Task statement: Print every line of the records below word for word, changing and adding nothing.

Materials provided:
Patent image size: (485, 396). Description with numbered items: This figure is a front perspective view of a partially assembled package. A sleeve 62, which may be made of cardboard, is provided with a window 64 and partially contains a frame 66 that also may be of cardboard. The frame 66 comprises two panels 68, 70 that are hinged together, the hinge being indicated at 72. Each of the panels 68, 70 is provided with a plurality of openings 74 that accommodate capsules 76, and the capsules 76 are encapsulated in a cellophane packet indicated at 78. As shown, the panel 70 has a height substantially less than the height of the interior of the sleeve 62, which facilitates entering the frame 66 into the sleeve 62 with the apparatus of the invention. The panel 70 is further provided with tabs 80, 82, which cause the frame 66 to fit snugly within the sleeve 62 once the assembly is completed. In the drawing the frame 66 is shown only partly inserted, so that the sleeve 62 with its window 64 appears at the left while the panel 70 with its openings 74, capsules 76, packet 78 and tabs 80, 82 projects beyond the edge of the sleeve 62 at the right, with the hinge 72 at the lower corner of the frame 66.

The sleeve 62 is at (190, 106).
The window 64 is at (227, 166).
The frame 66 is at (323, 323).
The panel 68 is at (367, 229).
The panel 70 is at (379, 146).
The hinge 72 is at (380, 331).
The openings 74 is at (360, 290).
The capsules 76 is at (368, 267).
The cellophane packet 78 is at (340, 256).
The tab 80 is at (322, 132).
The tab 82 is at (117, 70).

The output:
Patent image size: (485, 396). Description with numbered items: This figure is a front perspective view of a partially assembled package. A sleeve 62, which may be made of cardboard, is provided with a window 64 and partially contains a frame 66 that also may be of cardboard. The frame 66 comprises two panels 68, 70 that are hinged together, the hinge being indicated at 72. Each of the panels 68, 70 is provided with a plurality of openings 74 that accommodate capsules 76, and the capsules 76 are encapsulated in a cellophane packet indicated at 78. As shown, the panel 70 has a height substantially less than the height of the interior of the sleeve 62, which facilitates entering the frame 66 into the sleeve 62 with the apparatus of the invention. The panel 70 is further provided with tabs 80, 82, which cause the frame 66 to fit snugly within the sleeve 62 once the assembly is completed. In the drawing the frame 66 is shown only partly inserted, so that the sleeve 62 with its window 64 appears at the left while the panel 70 with its openings 74, capsules 76, packet 78 and tabs 80, 82 projects beyond the edge of the sleeve 62 at the right, with the hinge 72 at the lower corner of the frame 66.

The sleeve 62 is at (190, 106).
The window 64 is at (227, 166).
The frame 66 is at (323, 323).
The panel 68 is at (367, 229).
The panel 70 is at (379, 146).
The hinge 72 is at (380, 331).
The openings 74 is at (360, 290).
The capsules 76 is at (368, 267).
The cellophane packet 78 is at (340, 256).
The tab 80 is at (322, 132).
The tab 82 is at (117, 70).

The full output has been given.